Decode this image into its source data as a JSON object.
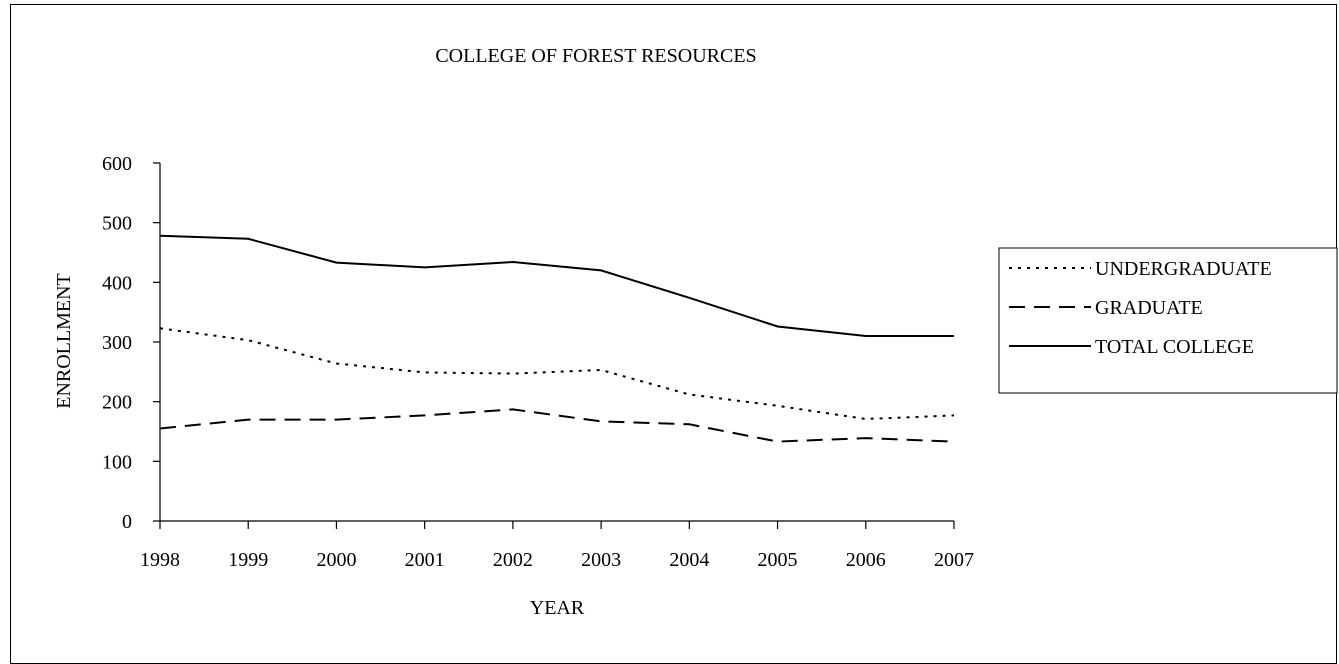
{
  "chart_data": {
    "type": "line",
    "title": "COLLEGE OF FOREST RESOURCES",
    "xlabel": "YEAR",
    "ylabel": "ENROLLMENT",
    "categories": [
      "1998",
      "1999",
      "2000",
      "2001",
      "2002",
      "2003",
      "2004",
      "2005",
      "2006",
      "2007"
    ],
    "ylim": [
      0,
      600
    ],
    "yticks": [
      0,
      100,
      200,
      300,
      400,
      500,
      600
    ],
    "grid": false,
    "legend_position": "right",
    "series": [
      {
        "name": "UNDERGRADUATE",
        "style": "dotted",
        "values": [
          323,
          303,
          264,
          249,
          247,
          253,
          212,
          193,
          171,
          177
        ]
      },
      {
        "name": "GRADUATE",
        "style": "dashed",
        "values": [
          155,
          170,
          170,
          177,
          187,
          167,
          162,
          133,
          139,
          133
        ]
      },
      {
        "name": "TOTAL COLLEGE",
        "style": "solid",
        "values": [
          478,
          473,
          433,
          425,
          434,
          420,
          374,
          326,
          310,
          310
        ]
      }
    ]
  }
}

==

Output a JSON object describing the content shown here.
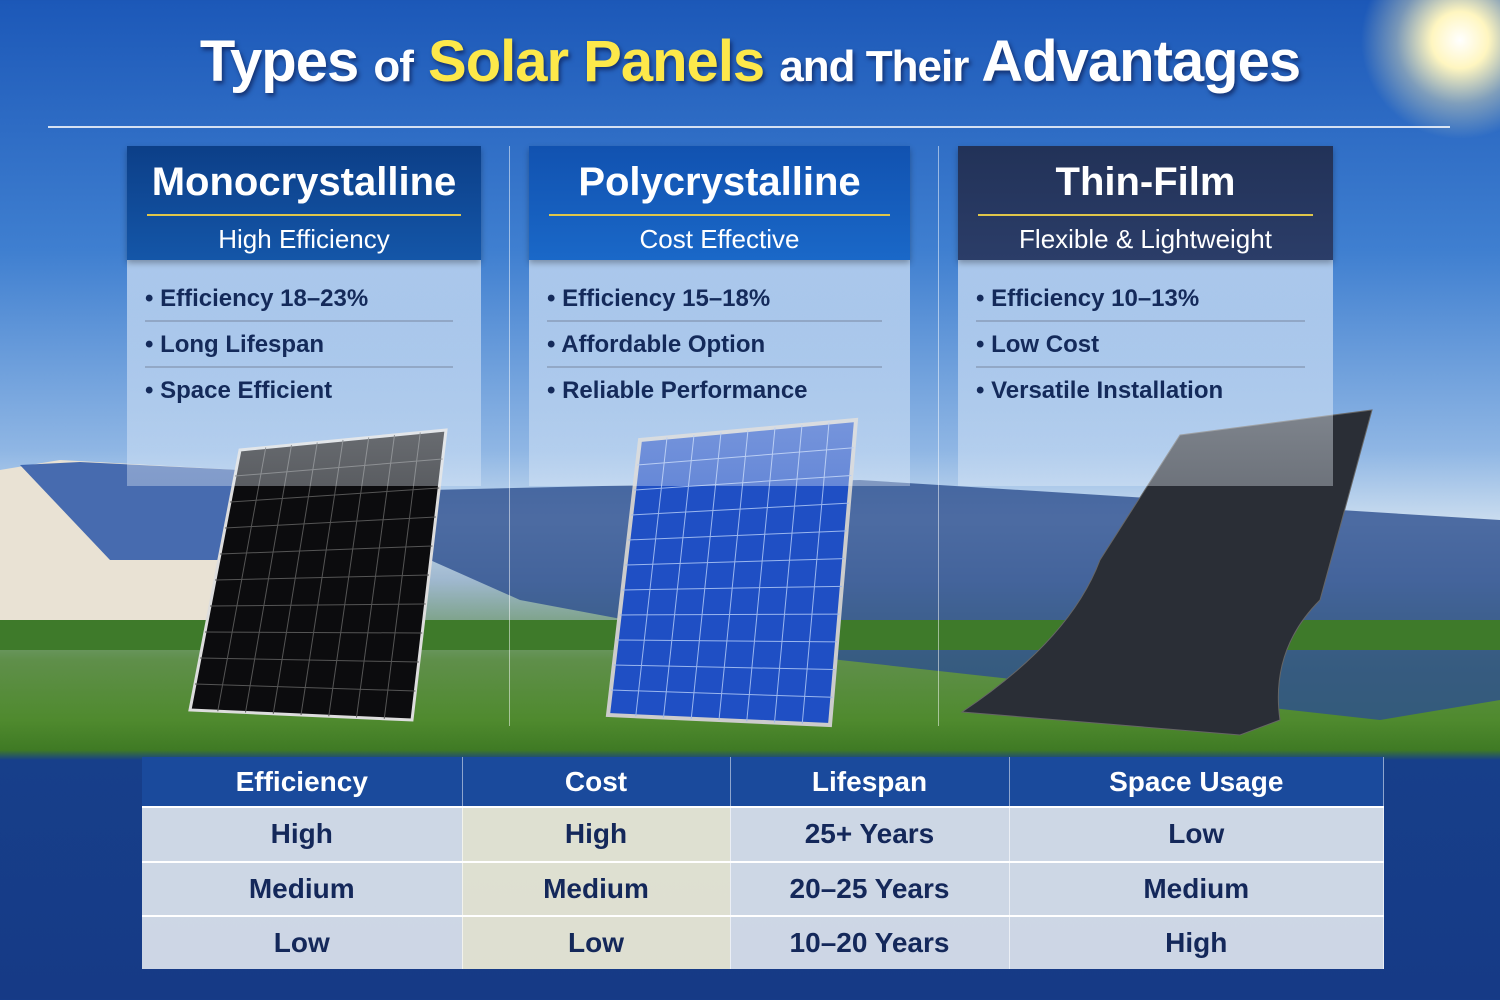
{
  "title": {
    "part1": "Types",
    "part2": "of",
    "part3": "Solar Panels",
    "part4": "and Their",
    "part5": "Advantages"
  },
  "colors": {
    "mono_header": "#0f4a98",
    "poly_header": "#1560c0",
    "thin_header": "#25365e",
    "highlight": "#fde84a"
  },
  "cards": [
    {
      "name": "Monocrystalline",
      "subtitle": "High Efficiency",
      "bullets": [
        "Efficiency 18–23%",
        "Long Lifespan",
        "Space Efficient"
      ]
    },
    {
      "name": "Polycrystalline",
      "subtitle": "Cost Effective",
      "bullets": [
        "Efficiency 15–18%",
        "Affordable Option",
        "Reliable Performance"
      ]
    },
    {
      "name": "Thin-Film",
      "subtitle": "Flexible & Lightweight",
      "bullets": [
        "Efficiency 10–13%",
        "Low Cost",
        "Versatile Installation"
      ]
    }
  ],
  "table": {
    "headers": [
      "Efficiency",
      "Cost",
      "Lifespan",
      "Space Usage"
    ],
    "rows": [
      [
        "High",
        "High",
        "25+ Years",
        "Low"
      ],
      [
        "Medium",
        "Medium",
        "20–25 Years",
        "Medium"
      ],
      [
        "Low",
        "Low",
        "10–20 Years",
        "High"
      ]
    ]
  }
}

Exercise >> Select the lines that carry the string "Efficiency" and copy them.

Response to the task >>
      "subtitle": "High Efficiency",
        "Efficiency 18–23%",
        "Efficiency 15–18%",
        "Efficiency 10–13%",
      "Efficiency",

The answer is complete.